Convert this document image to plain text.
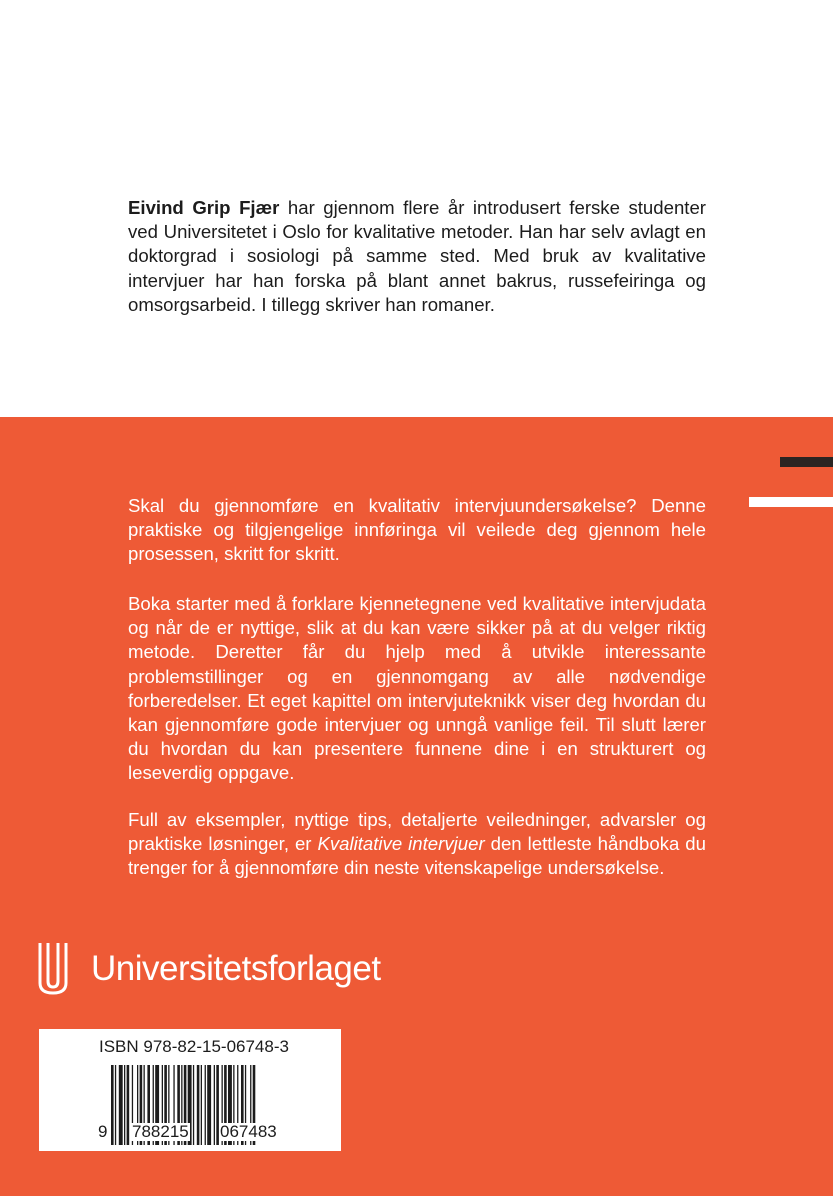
Eivind Grip Fjær har gjennom flere år introdusert ferske studenter ved Universitetet i Oslo for kvalitative metoder. Han har selv avlagt en doktorgrad i sosiologi på samme sted. Med bruk av kvalitative intervjuer har han forska på blant annet bakrus, russefeiringa og omsorgsarbeid. I tillegg skriver han romaner.

Skal du gjennomføre en kvalitativ intervjuundersøkelse? Denne praktiske og tilgjengelige innføringa vil veilede deg gjennom hele prosessen, skritt for skritt.

Boka starter med å forklare kjennetegnene ved kvalitative intervjudata og når de er nyttige, slik at du kan være sikker på at du velger riktig metode. Deretter får du hjelp med å utvikle interessante problemstillinger og en gjennomgang av alle nødvendige forberedelser. Et eget kapittel om intervjuteknikk viser deg hvordan du kan gjennomføre gode intervjuer og unngå vanlige feil. Til slutt lærer du hvordan du kan presentere funnene dine i en strukturert og leseverdig oppgave.

Full av eksempler, nyttige tips, detaljerte veiledninger, advarsler og praktiske løsninger, er Kvalitative intervjuer den lettleste håndboka du trenger for å gjennomføre din neste vitenskapelige undersøkelse.

Universitetsforlaget
ISBN 978-82-15-06748-3
9 788215 067483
********************
#### [GOAL]
From the listing above, copy out each line where the word "praktiske" appears.

#### [EXERCISE RESULT]
Skal du gjennomføre en kvalitativ intervjuundersøkelse? Denne praktiske og tilgjengelige innføringa vil veilede deg gjennom hele prosessen, skritt for skritt.
Full av eksempler, nyttige tips, detaljerte veiledninger, advarsler og praktiske løsninger, er Kvalitative intervjuer den lettleste håndboka du trenger for å gjennomføre din neste vitenskapelige undersøkelse.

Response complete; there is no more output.